▸ Work required
Repeat each entry as written and leave the images out of the copy.

## Start

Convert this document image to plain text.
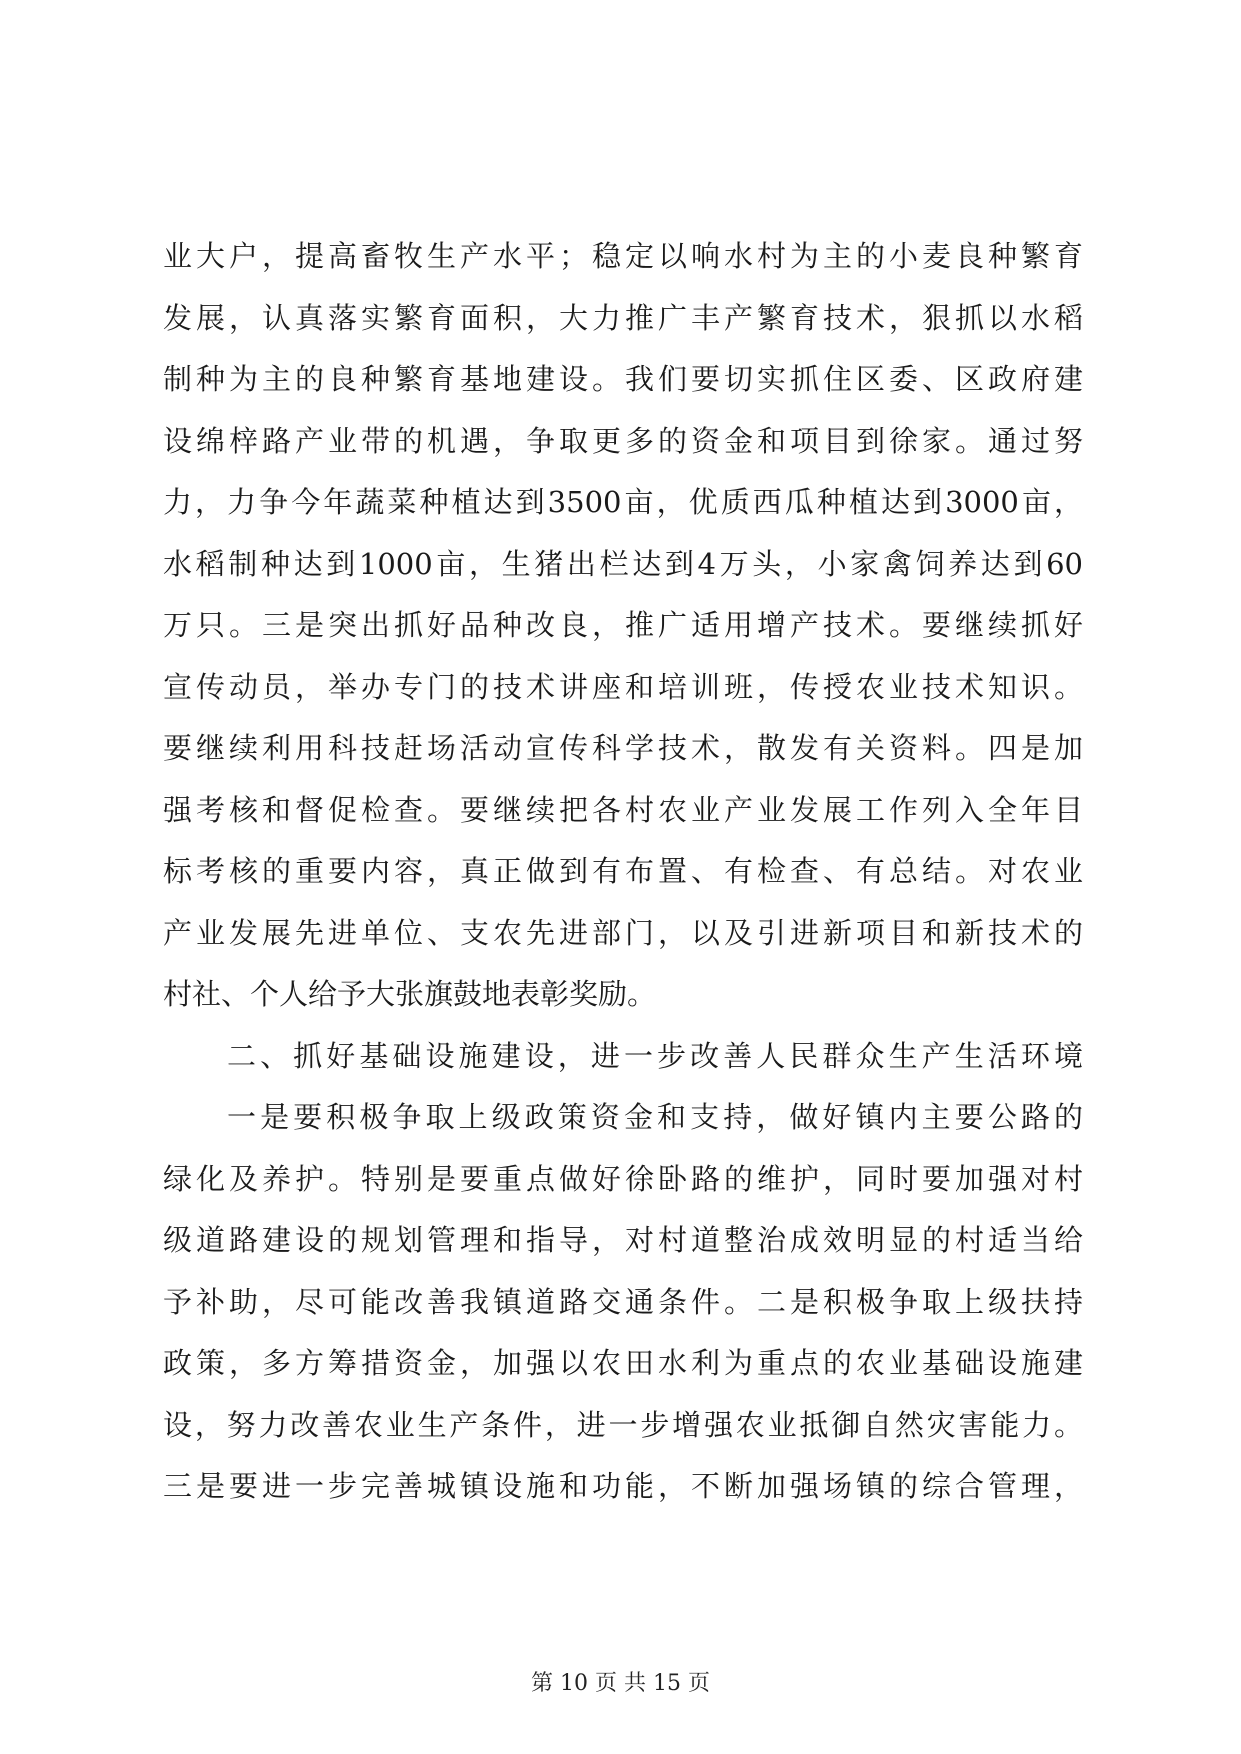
业大户，提高畜牧生产水平；稳定以响水村为主的小麦良种繁育
发展，认真落实繁育面积，大力推广丰产繁育技术，狠抓以水稻
制种为主的良种繁育基地建设。我们要切实抓住区委、区政府建
设绵梓路产业带的机遇，争取更多的资金和项目到徐家。通过努
力，力争今年蔬菜种植达到3500亩，优质西瓜种植达到3000亩，
水稻制种达到1000亩，生猪出栏达到4万头，小家禽饲养达到60
万只。三是突出抓好品种改良，推广适用增产技术。要继续抓好
宣传动员，举办专门的技术讲座和培训班，传授农业技术知识。
要继续利用科技赶场活动宣传科学技术，散发有关资料。四是加
强考核和督促检查。要继续把各村农业产业发展工作列入全年目
标考核的重要内容，真正做到有布置、有检查、有总结。对农业
产业发展先进单位、支农先进部门，以及引进新项目和新技术的
村社、个人给予大张旗鼓地表彰奖励。
二、抓好基础设施建设，进一步改善人民群众生产生活环境
一是要积极争取上级政策资金和支持，做好镇内主要公路的
绿化及养护。特别是要重点做好徐卧路的维护，同时要加强对村
级道路建设的规划管理和指导，对村道整治成效明显的村适当给
予补助，尽可能改善我镇道路交通条件。二是积极争取上级扶持
政策，多方筹措资金，加强以农田水利为重点的农业基础设施建
设，努力改善农业生产条件，进一步增强农业抵御自然灾害能力。
三是要进一步完善城镇设施和功能，不断加强场镇的综合管理，
第 10 页 共 15 页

## End

▸ Task answer
Convert this document image to plain text.
业大户，提高畜牧生产水平；稳定以响水村为主的小麦良种繁育
发展，认真落实繁育面积，大力推广丰产繁育技术，狠抓以水稻
制种为主的良种繁育基地建设。我们要切实抓住区委、区政府建
设绵梓路产业带的机遇，争取更多的资金和项目到徐家。通过努
力，力争今年蔬菜种植达到3500亩，优质西瓜种植达到3000亩，
水稻制种达到1000亩，生猪出栏达到4万头，小家禽饲养达到60
万只。三是突出抓好品种改良，推广适用增产技术。要继续抓好
宣传动员，举办专门的技术讲座和培训班，传授农业技术知识。
要继续利用科技赶场活动宣传科学技术，散发有关资料。四是加
强考核和督促检查。要继续把各村农业产业发展工作列入全年目
标考核的重要内容，真正做到有布置、有检查、有总结。对农业
产业发展先进单位、支农先进部门，以及引进新项目和新技术的
村社、个人给予大张旗鼓地表彰奖励。
二、抓好基础设施建设，进一步改善人民群众生产生活环境
一是要积极争取上级政策资金和支持，做好镇内主要公路的
绿化及养护。特别是要重点做好徐卧路的维护，同时要加强对村
级道路建设的规划管理和指导，对村道整治成效明显的村适当给
予补助，尽可能改善我镇道路交通条件。二是积极争取上级扶持
政策，多方筹措资金，加强以农田水利为重点的农业基础设施建
设，努力改善农业生产条件，进一步增强农业抵御自然灾害能力。
三是要进一步完善城镇设施和功能，不断加强场镇的综合管理，
第 10 页 共 15 页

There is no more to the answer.